-- Task input --
************

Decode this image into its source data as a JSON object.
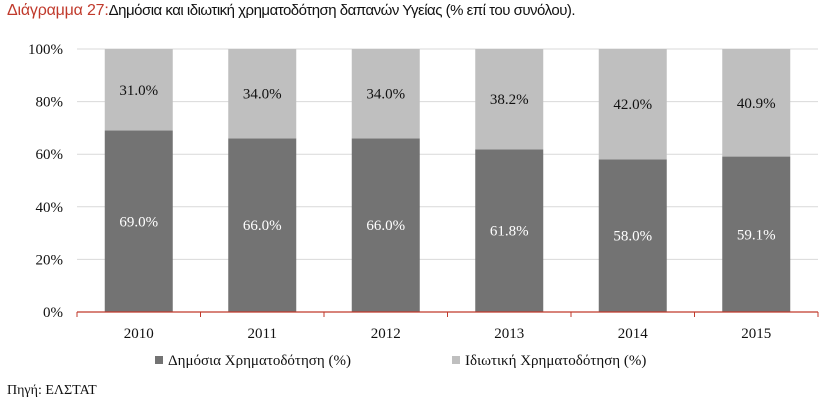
{
  "title": {
    "figure_label": "Διάγραμμα 27:",
    "text": "Δημόσια και ιδιωτική χρηματοδότηση δαπανών Υγείας (% επί του συνόλου)."
  },
  "source": "Πηγή: ΕΛΣΤΑΤ",
  "chart_data": {
    "type": "bar",
    "stacked": true,
    "categories": [
      "2010",
      "2011",
      "2012",
      "2013",
      "2014",
      "2015"
    ],
    "series": [
      {
        "name": "Δημόσια Χρηματοδότηση (%)",
        "values": [
          69.0,
          66.0,
          66.0,
          61.8,
          58.0,
          59.1
        ],
        "labels": [
          "69.0%",
          "66.0%",
          "66.0%",
          "61.8%",
          "58.0%",
          "59.1%"
        ],
        "color": "#737373",
        "label_color": "#ffffff"
      },
      {
        "name": "Ιδιωτική Χρηματοδότηση (%)",
        "values": [
          31.0,
          34.0,
          34.0,
          38.2,
          42.0,
          40.9
        ],
        "labels": [
          "31.0%",
          "34.0%",
          "34.0%",
          "38.2%",
          "42.0%",
          "40.9%"
        ],
        "color": "#bfbfbf",
        "label_color": "#111111"
      }
    ],
    "yticks": [
      "0%",
      "20%",
      "40%",
      "60%",
      "80%",
      "100%"
    ],
    "ylim": [
      0,
      100
    ],
    "grid": true,
    "gridline_color": "#d9d9d9",
    "legend_position": "bottom"
  }
}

************

-- Problem statement --
Say how many lines in the entries contain the string "Δημόσια", and leave out everything else.

-- Response --
2